#### [Stated exercise]
Scan the data for "JSON" and copy the lines it appears in.

-- Start of Supplied material --

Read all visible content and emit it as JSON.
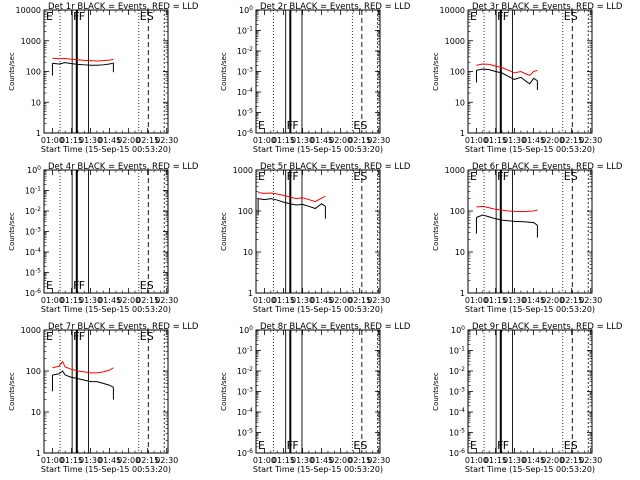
{
  "figure": {
    "xlabel_prefix": "Start Time (",
    "xlabel_time": "15-Sep-15 00:53:20",
    "xlabel_suffix": ")",
    "ylabel": "Counts/sec",
    "x_tick_labels": [
      "01:00",
      "01:15",
      "01:30",
      "01:45",
      "02:00",
      "02:15",
      "02:30"
    ],
    "event_color": "#000000",
    "lld_color": "#ff0000"
  },
  "chart_data": [
    {
      "type": "line",
      "title": "Det 1r BLACK = Events, RED = LLD",
      "y_scale": "log",
      "ylim": [
        1,
        10000
      ],
      "xlim": [
        "00:53:20",
        "02:31:00"
      ],
      "y_tick_labels": [
        "1",
        "10",
        "100",
        "1000",
        "10000"
      ],
      "marker_labels": [
        "E",
        "F",
        "F",
        "E",
        "S"
      ],
      "series": [
        {
          "color": "black",
          "x": [
            "01:00",
            "01:05",
            "01:10",
            "01:15",
            "01:20",
            "01:25",
            "01:30",
            "01:35",
            "01:40",
            "01:45",
            "01:48"
          ],
          "y": [
            185,
            175,
            195,
            180,
            170,
            165,
            160,
            160,
            165,
            175,
            190
          ]
        },
        {
          "color": "red",
          "x": [
            "01:00",
            "01:05",
            "01:10",
            "01:15",
            "01:20",
            "01:25",
            "01:30",
            "01:35",
            "01:40",
            "01:45",
            "01:48"
          ],
          "y": [
            270,
            260,
            265,
            250,
            240,
            230,
            225,
            220,
            225,
            235,
            250
          ]
        }
      ]
    },
    {
      "type": "line",
      "title": "Det 2r BLACK = Events, RED = LLD",
      "y_scale": "log",
      "ylim": [
        1e-06,
        1
      ],
      "xlim": [
        "00:53:20",
        "02:31:00"
      ],
      "y_tick_labels": [
        "10^-6",
        "10^-5",
        "10^-4",
        "10^-3",
        "10^-2",
        "10^-1",
        "10^0"
      ],
      "marker_labels": [
        "E",
        "F",
        "F",
        "E",
        "S"
      ],
      "series": []
    },
    {
      "type": "line",
      "title": "Det 3r BLACK = Events, RED = LLD",
      "y_scale": "log",
      "ylim": [
        1,
        10000
      ],
      "xlim": [
        "00:53:20",
        "02:31:00"
      ],
      "y_tick_labels": [
        "1",
        "10",
        "100",
        "1000",
        "10000"
      ],
      "marker_labels": [
        "E",
        "F",
        "F",
        "E",
        "S"
      ],
      "series": [
        {
          "color": "black",
          "x": [
            "01:00",
            "01:05",
            "01:10",
            "01:15",
            "01:20",
            "01:25",
            "01:30",
            "01:35",
            "01:40",
            "01:42",
            "01:45",
            "01:48"
          ],
          "y": [
            110,
            120,
            115,
            100,
            90,
            70,
            55,
            65,
            45,
            40,
            60,
            50
          ]
        },
        {
          "color": "red",
          "x": [
            "01:00",
            "01:05",
            "01:10",
            "01:15",
            "01:20",
            "01:25",
            "01:30",
            "01:35",
            "01:40",
            "01:42",
            "01:45",
            "01:48"
          ],
          "y": [
            160,
            175,
            170,
            150,
            135,
            110,
            90,
            100,
            80,
            75,
            100,
            110
          ]
        }
      ]
    },
    {
      "type": "line",
      "title": "Det 4r BLACK = Events, RED = LLD",
      "y_scale": "log",
      "ylim": [
        1e-06,
        1
      ],
      "xlim": [
        "00:53:20",
        "02:31:00"
      ],
      "y_tick_labels": [
        "10^-6",
        "10^-5",
        "10^-4",
        "10^-3",
        "10^-2",
        "10^-1",
        "10^0"
      ],
      "marker_labels": [
        "E",
        "F",
        "F",
        "E",
        "S"
      ],
      "series": []
    },
    {
      "type": "line",
      "title": "Det 5r BLACK = Events, RED = LLD",
      "y_scale": "log",
      "ylim": [
        1,
        1000
      ],
      "xlim": [
        "00:53:20",
        "02:31:00"
      ],
      "y_tick_labels": [
        "1",
        "10",
        "100",
        "1000"
      ],
      "marker_labels": [
        "E",
        "F",
        "F",
        "E",
        "S"
      ],
      "series": [
        {
          "color": "black",
          "x": [
            "00:55",
            "01:00",
            "01:05",
            "01:10",
            "01:15",
            "01:20",
            "01:25",
            "01:30",
            "01:35",
            "01:40",
            "01:45",
            "01:48"
          ],
          "y": [
            200,
            190,
            200,
            185,
            165,
            150,
            140,
            145,
            130,
            115,
            150,
            130
          ]
        },
        {
          "color": "red",
          "x": [
            "00:55",
            "01:00",
            "01:05",
            "01:10",
            "01:15",
            "01:20",
            "01:25",
            "01:30",
            "01:35",
            "01:40",
            "01:45",
            "01:48"
          ],
          "y": [
            280,
            270,
            275,
            260,
            240,
            220,
            200,
            210,
            190,
            170,
            205,
            230
          ]
        }
      ]
    },
    {
      "type": "line",
      "title": "Det 6r BLACK = Events, RED = LLD",
      "y_scale": "log",
      "ylim": [
        1,
        1000
      ],
      "xlim": [
        "00:53:20",
        "02:31:00"
      ],
      "y_tick_labels": [
        "1",
        "10",
        "100",
        "1000"
      ],
      "marker_labels": [
        "E",
        "F",
        "F",
        "E",
        "S"
      ],
      "series": [
        {
          "color": "black",
          "x": [
            "01:00",
            "01:05",
            "01:10",
            "01:15",
            "01:20",
            "01:25",
            "01:30",
            "01:35",
            "01:40",
            "01:45",
            "01:48"
          ],
          "y": [
            70,
            80,
            72,
            65,
            60,
            58,
            56,
            55,
            54,
            52,
            45
          ]
        },
        {
          "color": "red",
          "x": [
            "01:00",
            "01:05",
            "01:10",
            "01:15",
            "01:20",
            "01:25",
            "01:30",
            "01:35",
            "01:40",
            "01:45",
            "01:48"
          ],
          "y": [
            125,
            130,
            120,
            110,
            105,
            100,
            98,
            97,
            98,
            100,
            105
          ]
        }
      ]
    },
    {
      "type": "line",
      "title": "Det 7r BLACK = Events, RED = LLD",
      "y_scale": "log",
      "ylim": [
        1,
        1000
      ],
      "xlim": [
        "00:53:20",
        "02:31:00"
      ],
      "y_tick_labels": [
        "1",
        "10",
        "100",
        "1000"
      ],
      "marker_labels": [
        "E",
        "F",
        "F",
        "E",
        "S"
      ],
      "series": [
        {
          "color": "black",
          "x": [
            "01:00",
            "01:05",
            "01:08",
            "01:10",
            "01:15",
            "01:20",
            "01:25",
            "01:30",
            "01:35",
            "01:40",
            "01:45",
            "01:48"
          ],
          "y": [
            80,
            85,
            100,
            80,
            70,
            65,
            60,
            55,
            55,
            50,
            45,
            40
          ]
        },
        {
          "color": "red",
          "x": [
            "01:00",
            "01:05",
            "01:08",
            "01:10",
            "01:15",
            "01:20",
            "01:25",
            "01:30",
            "01:35",
            "01:40",
            "01:45",
            "01:48"
          ],
          "y": [
            120,
            130,
            170,
            125,
            110,
            100,
            95,
            90,
            90,
            95,
            105,
            120
          ]
        }
      ]
    },
    {
      "type": "line",
      "title": "Det 8r BLACK = Events, RED = LLD",
      "y_scale": "log",
      "ylim": [
        1e-06,
        1
      ],
      "xlim": [
        "00:53:20",
        "02:31:00"
      ],
      "y_tick_labels": [
        "10^-6",
        "10^-5",
        "10^-4",
        "10^-3",
        "10^-2",
        "10^-1",
        "10^0"
      ],
      "marker_labels": [
        "E",
        "F",
        "F",
        "E",
        "S"
      ],
      "series": []
    },
    {
      "type": "line",
      "title": "Det 9r BLACK = Events, RED = LLD",
      "y_scale": "log",
      "ylim": [
        1e-06,
        1
      ],
      "xlim": [
        "00:53:20",
        "02:31:00"
      ],
      "y_tick_labels": [
        "10^-6",
        "10^-5",
        "10^-4",
        "10^-3",
        "10^-2",
        "10^-1",
        "10^0"
      ],
      "marker_labels": [
        "E",
        "F",
        "F",
        "E",
        "S"
      ],
      "series": []
    }
  ]
}
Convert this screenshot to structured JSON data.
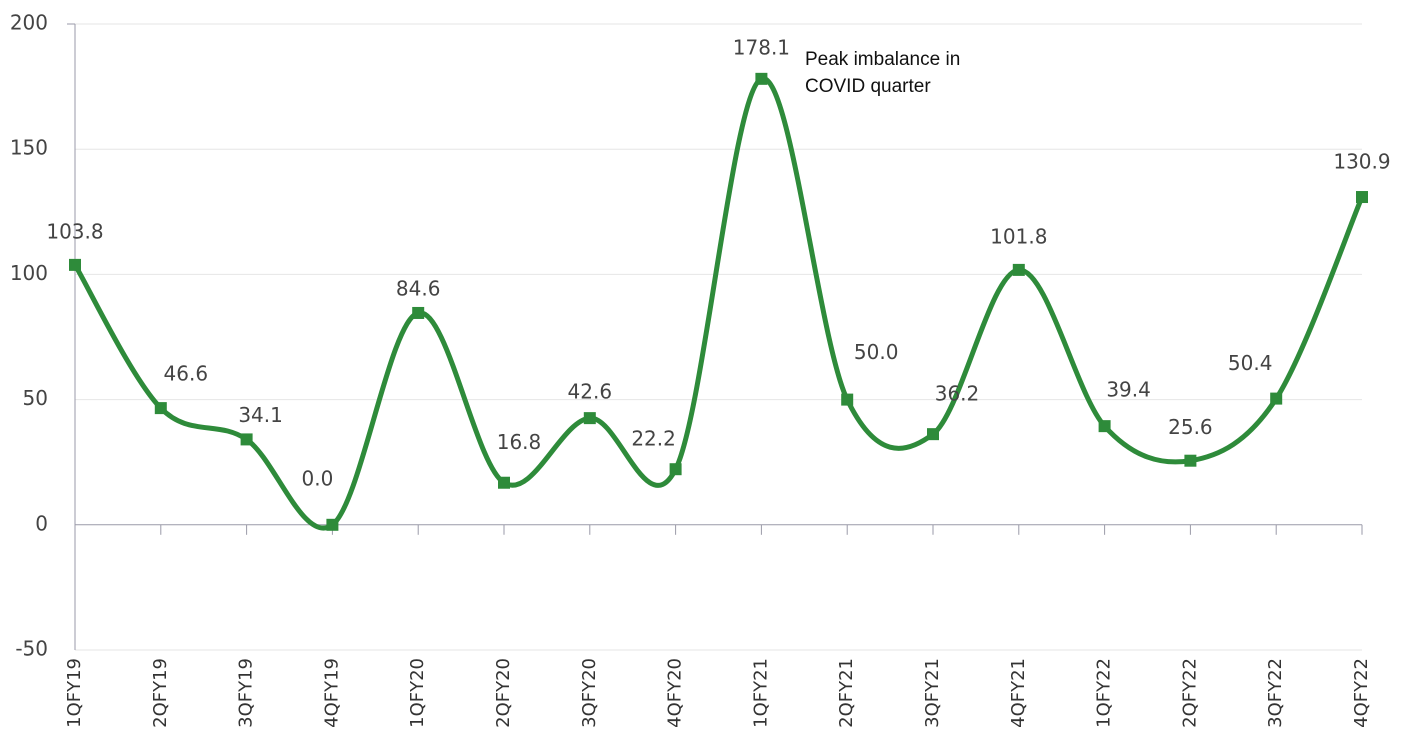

-- End of Supplied material --

#### [Task solution]
Read all visible content and emit it as JSON.
Convert this screenshot to structured JSON data.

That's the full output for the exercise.